- _Task directions_
Find the lines that hold "两个维护". Report only how many there are.

Saved data entries
____
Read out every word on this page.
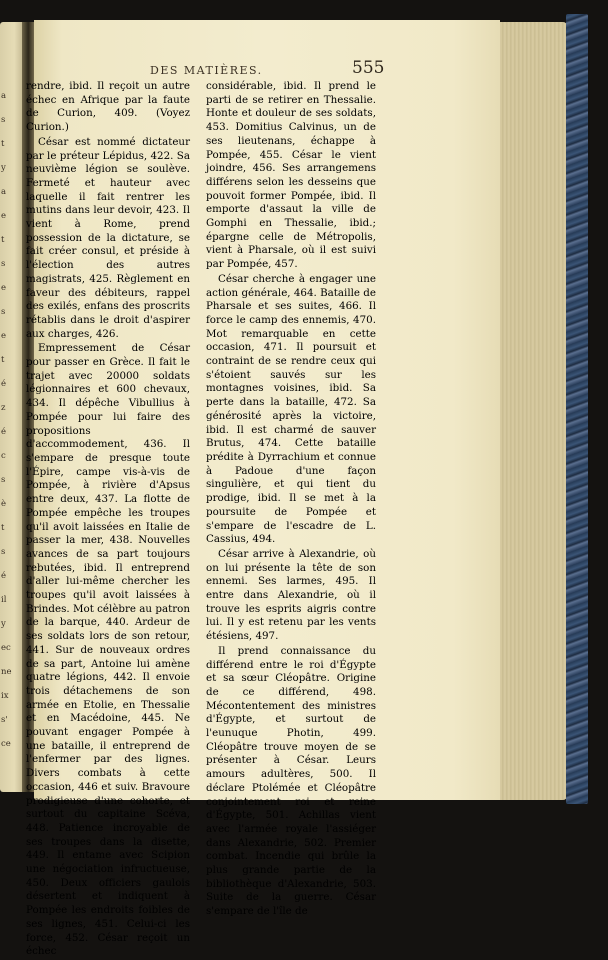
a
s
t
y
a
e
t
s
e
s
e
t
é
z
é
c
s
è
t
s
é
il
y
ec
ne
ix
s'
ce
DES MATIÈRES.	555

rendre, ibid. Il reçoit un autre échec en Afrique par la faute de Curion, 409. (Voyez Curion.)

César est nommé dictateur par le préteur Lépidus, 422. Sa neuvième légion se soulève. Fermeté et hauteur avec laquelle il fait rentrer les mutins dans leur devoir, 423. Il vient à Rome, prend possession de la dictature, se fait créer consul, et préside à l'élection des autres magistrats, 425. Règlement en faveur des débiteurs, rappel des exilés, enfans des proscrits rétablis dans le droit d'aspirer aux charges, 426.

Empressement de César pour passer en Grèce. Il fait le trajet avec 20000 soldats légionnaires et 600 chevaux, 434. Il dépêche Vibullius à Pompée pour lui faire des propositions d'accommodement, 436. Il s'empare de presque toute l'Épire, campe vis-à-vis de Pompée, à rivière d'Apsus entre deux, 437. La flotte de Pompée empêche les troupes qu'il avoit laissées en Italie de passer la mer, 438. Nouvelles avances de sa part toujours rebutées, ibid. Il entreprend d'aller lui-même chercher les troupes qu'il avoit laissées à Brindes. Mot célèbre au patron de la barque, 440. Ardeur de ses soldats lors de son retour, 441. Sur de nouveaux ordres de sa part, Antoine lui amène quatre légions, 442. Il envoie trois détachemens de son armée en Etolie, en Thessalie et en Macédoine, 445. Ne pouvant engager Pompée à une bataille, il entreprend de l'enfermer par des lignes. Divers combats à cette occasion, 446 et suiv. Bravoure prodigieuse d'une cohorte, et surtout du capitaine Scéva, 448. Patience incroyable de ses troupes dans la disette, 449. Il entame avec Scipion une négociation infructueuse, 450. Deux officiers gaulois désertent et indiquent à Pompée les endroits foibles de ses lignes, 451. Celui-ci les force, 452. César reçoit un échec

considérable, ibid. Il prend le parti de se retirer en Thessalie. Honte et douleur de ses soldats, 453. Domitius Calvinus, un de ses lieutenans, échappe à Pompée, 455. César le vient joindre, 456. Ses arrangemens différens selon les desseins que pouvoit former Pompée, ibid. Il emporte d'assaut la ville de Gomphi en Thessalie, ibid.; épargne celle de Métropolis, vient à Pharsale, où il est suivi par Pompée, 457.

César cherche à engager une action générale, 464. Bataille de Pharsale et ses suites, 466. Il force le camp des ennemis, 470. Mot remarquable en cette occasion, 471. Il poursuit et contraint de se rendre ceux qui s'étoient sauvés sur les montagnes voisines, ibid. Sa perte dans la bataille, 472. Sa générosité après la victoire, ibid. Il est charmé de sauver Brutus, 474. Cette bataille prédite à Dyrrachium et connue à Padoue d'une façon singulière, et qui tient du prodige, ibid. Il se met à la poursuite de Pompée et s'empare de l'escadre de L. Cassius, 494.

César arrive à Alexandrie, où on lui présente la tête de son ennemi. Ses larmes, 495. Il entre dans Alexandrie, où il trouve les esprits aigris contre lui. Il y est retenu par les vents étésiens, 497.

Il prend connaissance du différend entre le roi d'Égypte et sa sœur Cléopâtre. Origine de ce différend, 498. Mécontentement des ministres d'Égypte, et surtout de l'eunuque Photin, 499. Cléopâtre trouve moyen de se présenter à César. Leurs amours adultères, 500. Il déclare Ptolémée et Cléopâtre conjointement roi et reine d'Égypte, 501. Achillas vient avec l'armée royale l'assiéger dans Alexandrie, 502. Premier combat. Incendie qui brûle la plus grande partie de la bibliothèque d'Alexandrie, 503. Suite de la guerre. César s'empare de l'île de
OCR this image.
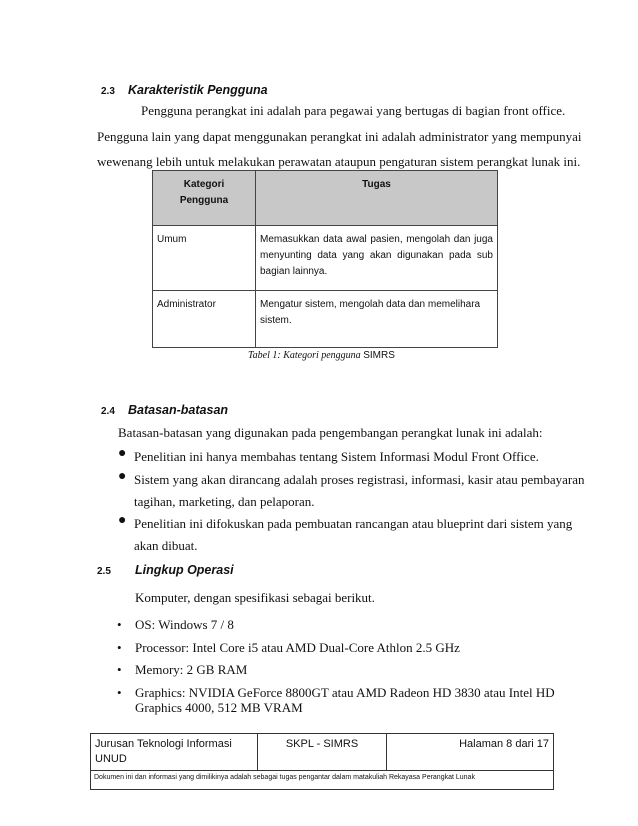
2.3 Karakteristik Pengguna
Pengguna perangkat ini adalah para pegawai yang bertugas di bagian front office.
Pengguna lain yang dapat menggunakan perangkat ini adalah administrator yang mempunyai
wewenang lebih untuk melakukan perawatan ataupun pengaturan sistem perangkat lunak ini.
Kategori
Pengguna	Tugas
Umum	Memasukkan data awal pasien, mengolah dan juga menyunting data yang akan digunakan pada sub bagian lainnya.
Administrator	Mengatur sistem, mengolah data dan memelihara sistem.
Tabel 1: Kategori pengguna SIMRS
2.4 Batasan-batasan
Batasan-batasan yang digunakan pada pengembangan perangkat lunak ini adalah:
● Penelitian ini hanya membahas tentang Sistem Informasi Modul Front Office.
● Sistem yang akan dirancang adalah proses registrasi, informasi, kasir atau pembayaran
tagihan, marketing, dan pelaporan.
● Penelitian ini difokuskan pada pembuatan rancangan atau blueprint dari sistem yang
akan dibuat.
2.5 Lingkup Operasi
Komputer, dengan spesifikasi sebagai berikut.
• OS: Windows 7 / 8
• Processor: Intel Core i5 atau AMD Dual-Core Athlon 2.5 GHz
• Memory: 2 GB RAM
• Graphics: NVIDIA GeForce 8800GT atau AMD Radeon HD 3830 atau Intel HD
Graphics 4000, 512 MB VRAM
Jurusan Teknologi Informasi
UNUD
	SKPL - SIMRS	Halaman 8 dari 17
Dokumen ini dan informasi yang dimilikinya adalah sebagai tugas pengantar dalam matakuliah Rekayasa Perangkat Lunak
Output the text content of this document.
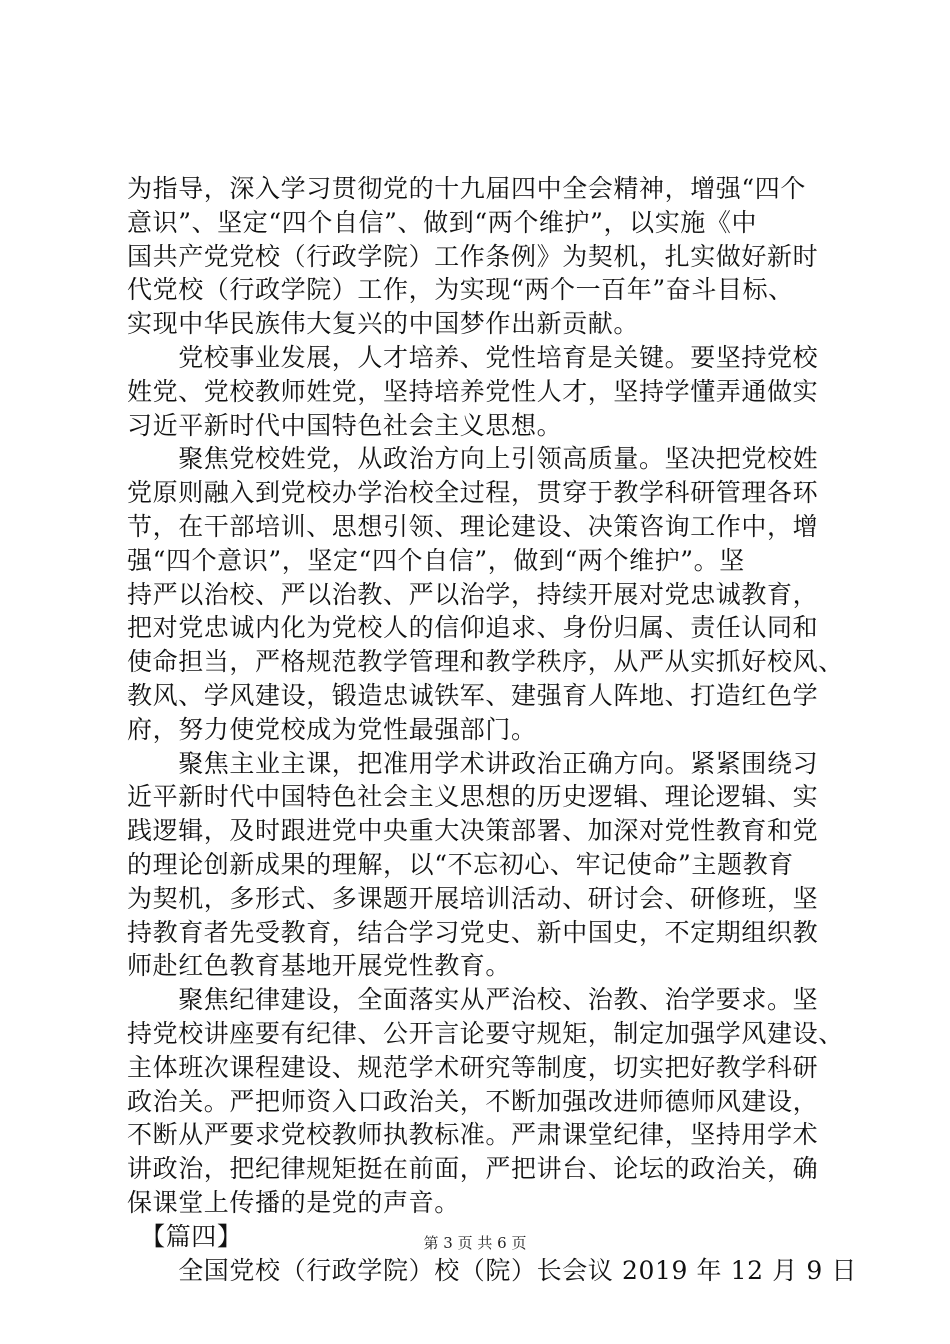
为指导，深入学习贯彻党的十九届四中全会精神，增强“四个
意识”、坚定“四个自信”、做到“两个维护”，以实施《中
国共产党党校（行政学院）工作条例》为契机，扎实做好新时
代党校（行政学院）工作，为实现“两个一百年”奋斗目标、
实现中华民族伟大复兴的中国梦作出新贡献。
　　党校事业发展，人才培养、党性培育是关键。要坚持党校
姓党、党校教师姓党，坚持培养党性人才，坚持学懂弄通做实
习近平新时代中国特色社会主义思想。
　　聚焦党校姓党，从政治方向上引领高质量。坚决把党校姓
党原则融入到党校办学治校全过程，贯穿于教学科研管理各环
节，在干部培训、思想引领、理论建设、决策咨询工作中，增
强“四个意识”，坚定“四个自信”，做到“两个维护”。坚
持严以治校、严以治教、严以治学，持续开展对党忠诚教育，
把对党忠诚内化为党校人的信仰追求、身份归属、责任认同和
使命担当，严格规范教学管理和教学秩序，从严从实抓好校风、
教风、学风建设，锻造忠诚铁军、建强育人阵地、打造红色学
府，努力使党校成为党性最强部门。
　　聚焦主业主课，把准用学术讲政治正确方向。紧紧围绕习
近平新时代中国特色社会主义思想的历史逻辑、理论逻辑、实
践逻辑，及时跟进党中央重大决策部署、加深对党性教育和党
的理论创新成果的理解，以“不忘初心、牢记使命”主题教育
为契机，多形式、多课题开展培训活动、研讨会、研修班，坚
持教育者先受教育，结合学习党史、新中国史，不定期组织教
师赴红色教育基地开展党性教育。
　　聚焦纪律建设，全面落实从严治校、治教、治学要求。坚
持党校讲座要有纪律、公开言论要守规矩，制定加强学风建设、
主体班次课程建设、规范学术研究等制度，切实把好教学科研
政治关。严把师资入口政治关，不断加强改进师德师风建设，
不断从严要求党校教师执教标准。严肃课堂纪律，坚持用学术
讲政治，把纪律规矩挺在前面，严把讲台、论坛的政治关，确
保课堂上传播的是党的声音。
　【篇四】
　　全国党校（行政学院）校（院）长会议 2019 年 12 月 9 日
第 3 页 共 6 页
____
- _Complete output_
2